- [Records that describe figures]
.....
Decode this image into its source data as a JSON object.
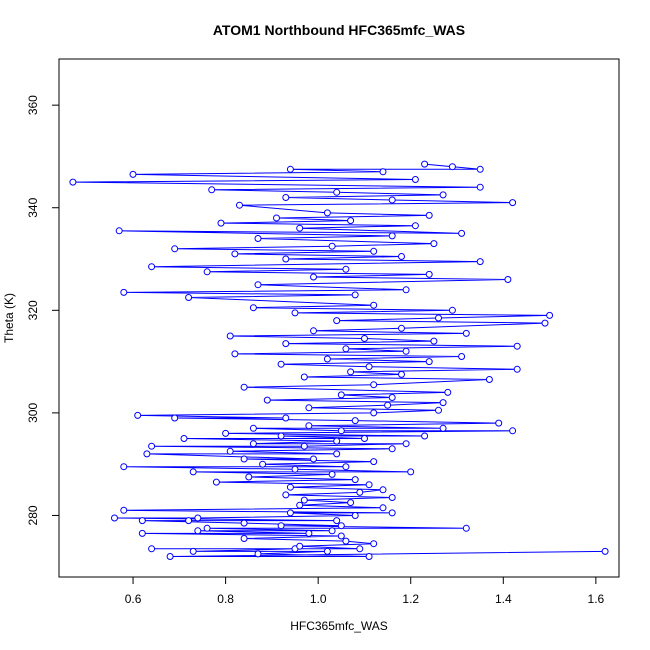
{
  "chart_data": {
    "type": "line",
    "title": "ATOM1 Northbound HFC365mfc_WAS",
    "xlabel": "HFC365mfc_WAS",
    "ylabel": "Theta (K)",
    "xlim": [
      0.44,
      1.65
    ],
    "ylim": [
      268,
      369
    ],
    "x_ticks": [
      0.6,
      0.8,
      1.0,
      1.2,
      1.4,
      1.6
    ],
    "x_tick_labels": [
      "0.6",
      "0.8",
      "1.0",
      "1.2",
      "1.4",
      "1.6"
    ],
    "y_ticks": [
      280,
      300,
      320,
      340,
      360
    ],
    "y_tick_labels": [
      "280",
      "300",
      "320",
      "340",
      "360"
    ],
    "grid": false,
    "legend": "none",
    "colors": {
      "series": "#0000ff",
      "axes": "#000000",
      "background": "#ffffff"
    },
    "marker": "open-circle",
    "series": [
      {
        "values": [
          [
            1.62,
            273.0
          ],
          [
            0.68,
            272.0
          ],
          [
            1.11,
            272.0
          ],
          [
            0.87,
            272.5
          ],
          [
            1.02,
            273.0
          ],
          [
            0.73,
            273.0
          ],
          [
            0.95,
            273.5
          ],
          [
            0.64,
            273.5
          ],
          [
            1.09,
            273.5
          ],
          [
            0.96,
            274.0
          ],
          [
            1.12,
            274.5
          ],
          [
            1.06,
            275.0
          ],
          [
            0.84,
            275.5
          ],
          [
            1.05,
            276.0
          ],
          [
            0.62,
            276.5
          ],
          [
            0.98,
            276.5
          ],
          [
            0.74,
            277.0
          ],
          [
            1.03,
            277.0
          ],
          [
            0.76,
            277.5
          ],
          [
            1.32,
            277.5
          ],
          [
            0.92,
            278.0
          ],
          [
            1.05,
            278.0
          ],
          [
            0.84,
            278.5
          ],
          [
            0.62,
            279.0
          ],
          [
            0.72,
            279.0
          ],
          [
            1.04,
            279.0
          ],
          [
            0.56,
            279.5
          ],
          [
            0.74,
            279.5
          ],
          [
            1.08,
            280.0
          ],
          [
            0.94,
            280.5
          ],
          [
            1.16,
            280.5
          ],
          [
            0.58,
            281.0
          ],
          [
            1.14,
            281.5
          ],
          [
            0.96,
            282.0
          ],
          [
            1.07,
            282.5
          ],
          [
            0.97,
            283.0
          ],
          [
            1.16,
            283.5
          ],
          [
            0.93,
            284.0
          ],
          [
            1.09,
            284.5
          ],
          [
            1.14,
            285.0
          ],
          [
            0.94,
            285.5
          ],
          [
            1.11,
            286.0
          ],
          [
            0.78,
            286.5
          ],
          [
            1.08,
            287.0
          ],
          [
            0.85,
            287.5
          ],
          [
            1.03,
            288.0
          ],
          [
            0.73,
            288.5
          ],
          [
            1.2,
            288.5
          ],
          [
            0.95,
            289.0
          ],
          [
            0.58,
            289.5
          ],
          [
            1.06,
            289.5
          ],
          [
            0.88,
            290.0
          ],
          [
            1.12,
            290.5
          ],
          [
            0.84,
            291.0
          ],
          [
            0.99,
            291.0
          ],
          [
            0.63,
            292.0
          ],
          [
            1.04,
            292.0
          ],
          [
            0.81,
            292.5
          ],
          [
            1.16,
            293.0
          ],
          [
            0.64,
            293.5
          ],
          [
            0.97,
            293.5
          ],
          [
            1.19,
            294.0
          ],
          [
            0.86,
            294.0
          ],
          [
            1.04,
            294.5
          ],
          [
            0.71,
            295.0
          ],
          [
            1.1,
            295.0
          ],
          [
            0.92,
            295.5
          ],
          [
            1.23,
            295.5
          ],
          [
            0.8,
            296.0
          ],
          [
            1.42,
            296.5
          ],
          [
            1.05,
            296.5
          ],
          [
            0.86,
            297.0
          ],
          [
            1.27,
            297.0
          ],
          [
            0.98,
            297.5
          ],
          [
            1.39,
            298.0
          ],
          [
            1.08,
            298.5
          ],
          [
            0.69,
            299.0
          ],
          [
            0.93,
            299.0
          ],
          [
            0.61,
            299.5
          ],
          [
            1.12,
            300.0
          ],
          [
            1.26,
            300.5
          ],
          [
            0.98,
            301.0
          ],
          [
            1.15,
            301.5
          ],
          [
            1.27,
            302.0
          ],
          [
            0.89,
            302.5
          ],
          [
            1.16,
            303.0
          ],
          [
            1.05,
            303.5
          ],
          [
            1.28,
            304.0
          ],
          [
            0.84,
            305.0
          ],
          [
            1.12,
            305.5
          ],
          [
            1.37,
            306.5
          ],
          [
            0.97,
            307.0
          ],
          [
            1.18,
            307.5
          ],
          [
            1.07,
            308.0
          ],
          [
            1.43,
            308.5
          ],
          [
            1.11,
            309.0
          ],
          [
            0.92,
            309.5
          ],
          [
            1.24,
            310.0
          ],
          [
            1.02,
            310.5
          ],
          [
            1.31,
            311.0
          ],
          [
            0.82,
            311.5
          ],
          [
            1.19,
            312.0
          ],
          [
            1.06,
            312.5
          ],
          [
            1.43,
            313.0
          ],
          [
            0.93,
            313.5
          ],
          [
            1.25,
            314.0
          ],
          [
            1.1,
            314.5
          ],
          [
            0.81,
            315.0
          ],
          [
            1.32,
            315.5
          ],
          [
            0.99,
            316.0
          ],
          [
            1.18,
            316.5
          ],
          [
            1.49,
            317.5
          ],
          [
            1.04,
            318.0
          ],
          [
            1.26,
            318.5
          ],
          [
            1.5,
            319.0
          ],
          [
            0.95,
            319.5
          ],
          [
            1.29,
            320.0
          ],
          [
            0.86,
            320.5
          ],
          [
            1.12,
            321.0
          ],
          [
            0.72,
            322.5
          ],
          [
            1.08,
            323.0
          ],
          [
            0.58,
            323.5
          ],
          [
            1.19,
            324.0
          ],
          [
            0.87,
            325.0
          ],
          [
            1.41,
            326.0
          ],
          [
            0.99,
            326.5
          ],
          [
            1.24,
            327.0
          ],
          [
            0.76,
            327.5
          ],
          [
            1.06,
            328.0
          ],
          [
            0.64,
            328.5
          ],
          [
            1.35,
            329.5
          ],
          [
            0.93,
            330.0
          ],
          [
            1.18,
            330.5
          ],
          [
            0.82,
            331.0
          ],
          [
            1.12,
            331.5
          ],
          [
            0.69,
            332.0
          ],
          [
            1.03,
            332.5
          ],
          [
            1.25,
            333.0
          ],
          [
            0.87,
            334.0
          ],
          [
            1.16,
            334.5
          ],
          [
            0.57,
            335.5
          ],
          [
            1.31,
            335.0
          ],
          [
            0.96,
            336.0
          ],
          [
            1.21,
            336.5
          ],
          [
            0.79,
            337.0
          ],
          [
            1.07,
            337.5
          ],
          [
            0.91,
            338.0
          ],
          [
            1.24,
            338.5
          ],
          [
            1.02,
            339.0
          ],
          [
            0.83,
            340.5
          ],
          [
            1.42,
            341.0
          ],
          [
            1.16,
            341.5
          ],
          [
            0.93,
            342.0
          ],
          [
            1.27,
            342.5
          ],
          [
            1.04,
            343.0
          ],
          [
            0.77,
            343.5
          ],
          [
            1.35,
            344.0
          ],
          [
            0.47,
            345.0
          ],
          [
            1.21,
            345.5
          ],
          [
            0.6,
            346.5
          ],
          [
            1.14,
            347.0
          ],
          [
            0.94,
            347.5
          ],
          [
            1.35,
            347.5
          ],
          [
            1.23,
            348.5
          ],
          [
            1.29,
            348.0
          ]
        ]
      }
    ]
  }
}
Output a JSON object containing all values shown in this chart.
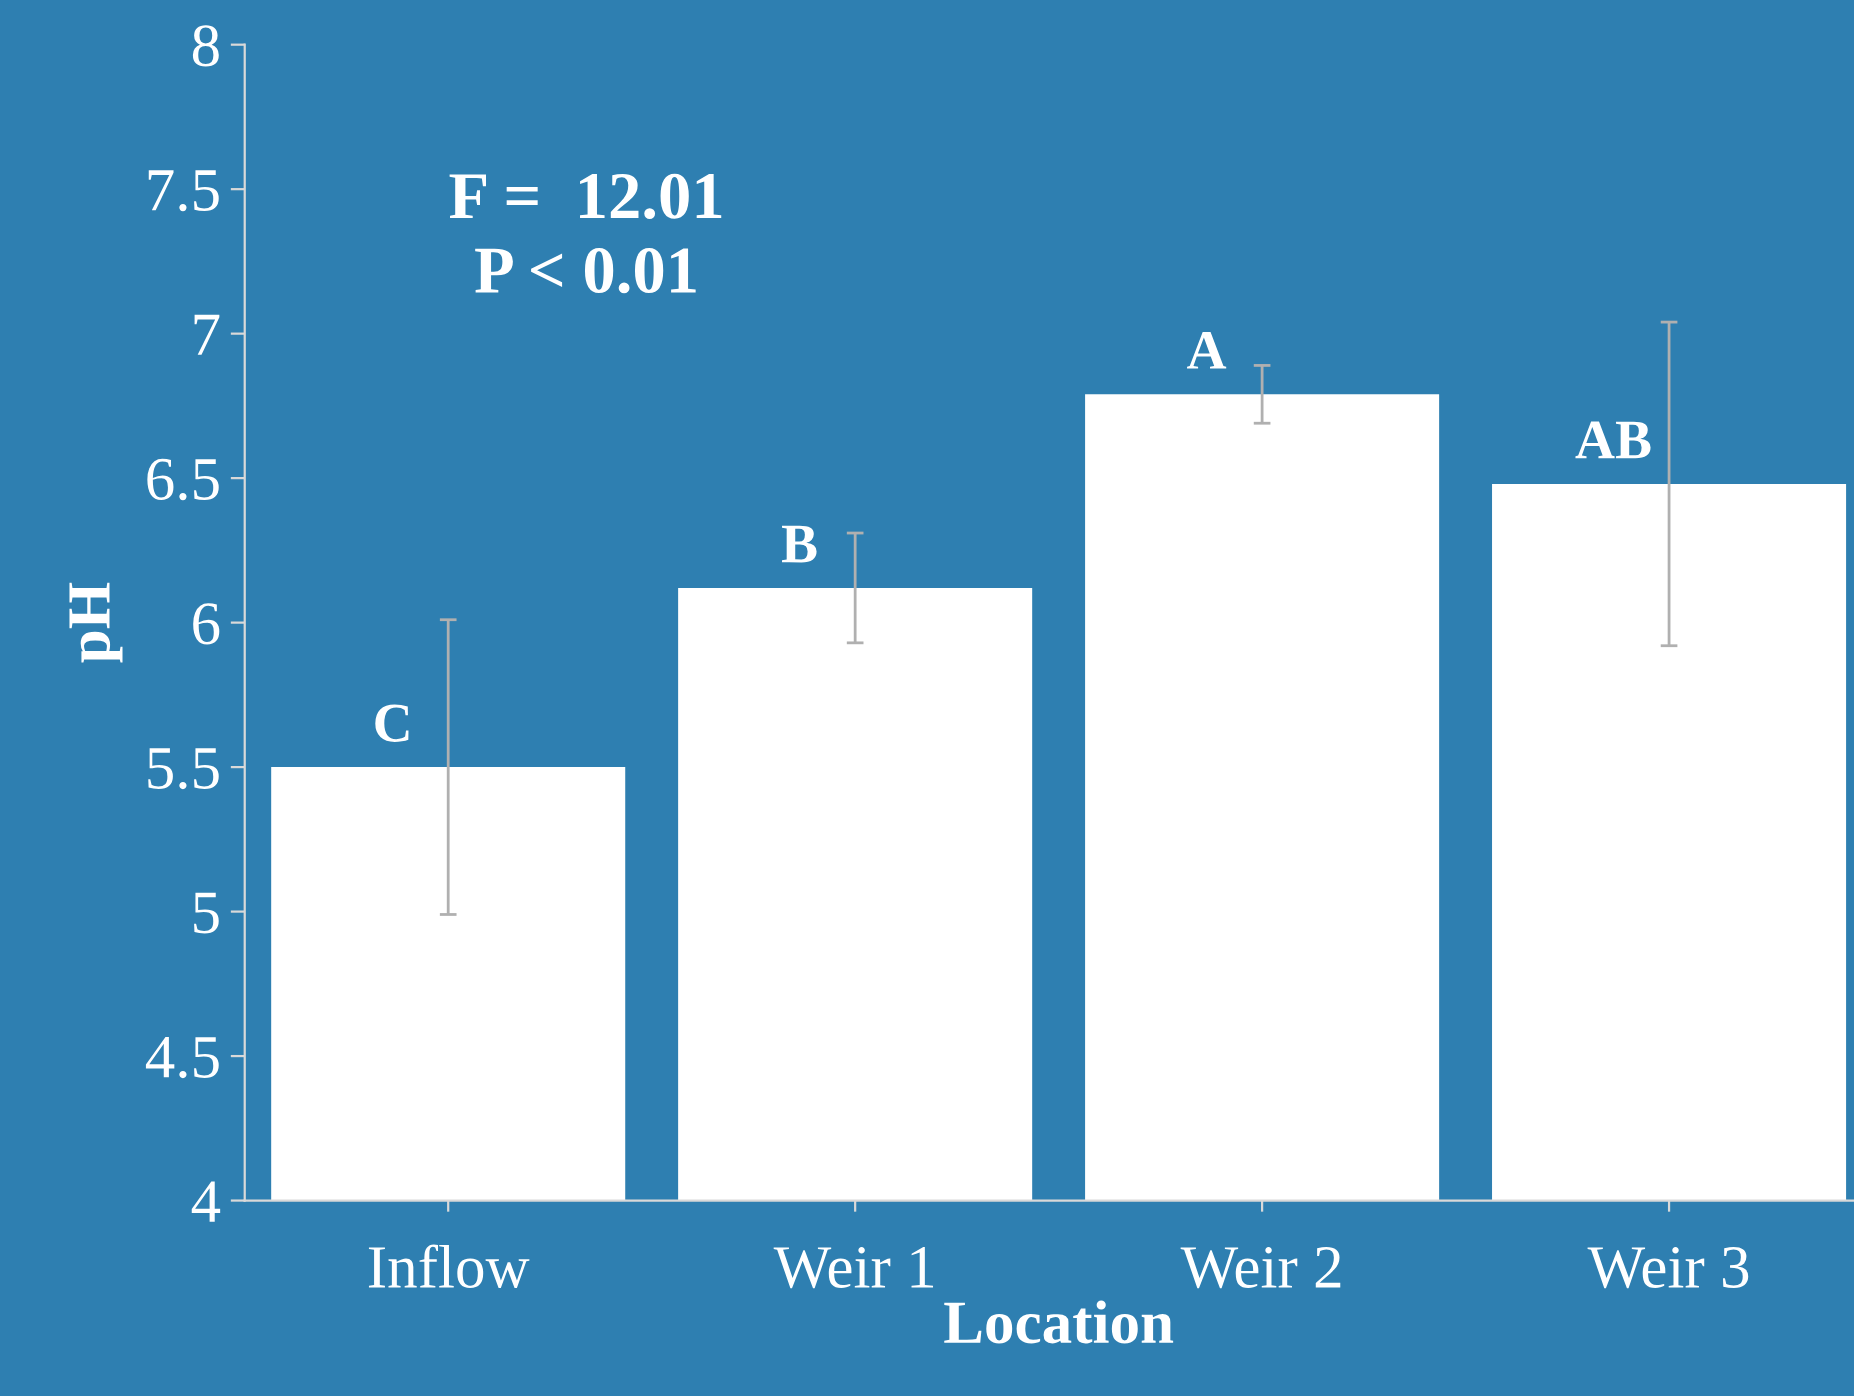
{
  "chart_data": {
    "type": "bar",
    "xlabel": "Location",
    "ylabel": "pH",
    "categories": [
      "Inflow",
      "Weir 1",
      "Weir 2",
      "Weir 3"
    ],
    "values": [
      5.5,
      6.12,
      6.79,
      6.48
    ],
    "errors": [
      0.51,
      0.19,
      0.1,
      0.56
    ],
    "color": "#ffffff",
    "ylim": [
      4,
      8
    ],
    "yticks": [
      4,
      4.5,
      5,
      5.5,
      6,
      6.5,
      7,
      7.5,
      8
    ],
    "grid": false,
    "annotations": [
      {
        "text": "C",
        "x": "Inflow",
        "y": 5.5
      },
      {
        "text": "B",
        "x": "Weir 1",
        "y": 6.12
      },
      {
        "text": "A",
        "x": "Weir 2",
        "y": 6.79
      },
      {
        "text": "AB",
        "x": "Weir 3",
        "y": 6.48
      },
      "F =  12.01\nP < 0.01"
    ]
  }
}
.....
- [Exercise brief] Copy the final stretch of lines, starting at the one that holds "Output a JSON" and ending at the last line of the data, exactly; omit pictures.

- [Output]
Output a JSON object containing all values shown in this chart.
{
  "chart_data": {
    "type": "bar",
    "xlabel": "Location",
    "ylabel": "pH",
    "categories": [
      "Inflow",
      "Weir 1",
      "Weir 2",
      "Weir 3"
    ],
    "values": [
      5.5,
      6.12,
      6.79,
      6.48
    ],
    "errors": [
      0.51,
      0.19,
      0.1,
      0.56
    ],
    "color": "#ffffff",
    "ylim": [
      4,
      8
    ],
    "yticks": [
      4,
      4.5,
      5,
      5.5,
      6,
      6.5,
      7,
      7.5,
      8
    ],
    "grid": false,
    "annotations": [
      {
        "text": "C",
        "x": "Inflow",
        "y": 5.5
      },
      {
        "text": "B",
        "x": "Weir 1",
        "y": 6.12
      },
      {
        "text": "A",
        "x": "Weir 2",
        "y": 6.79
      },
      {
        "text": "AB",
        "x": "Weir 3",
        "y": 6.48
      },
      "F =  12.01\nP < 0.01"
    ]
  }
}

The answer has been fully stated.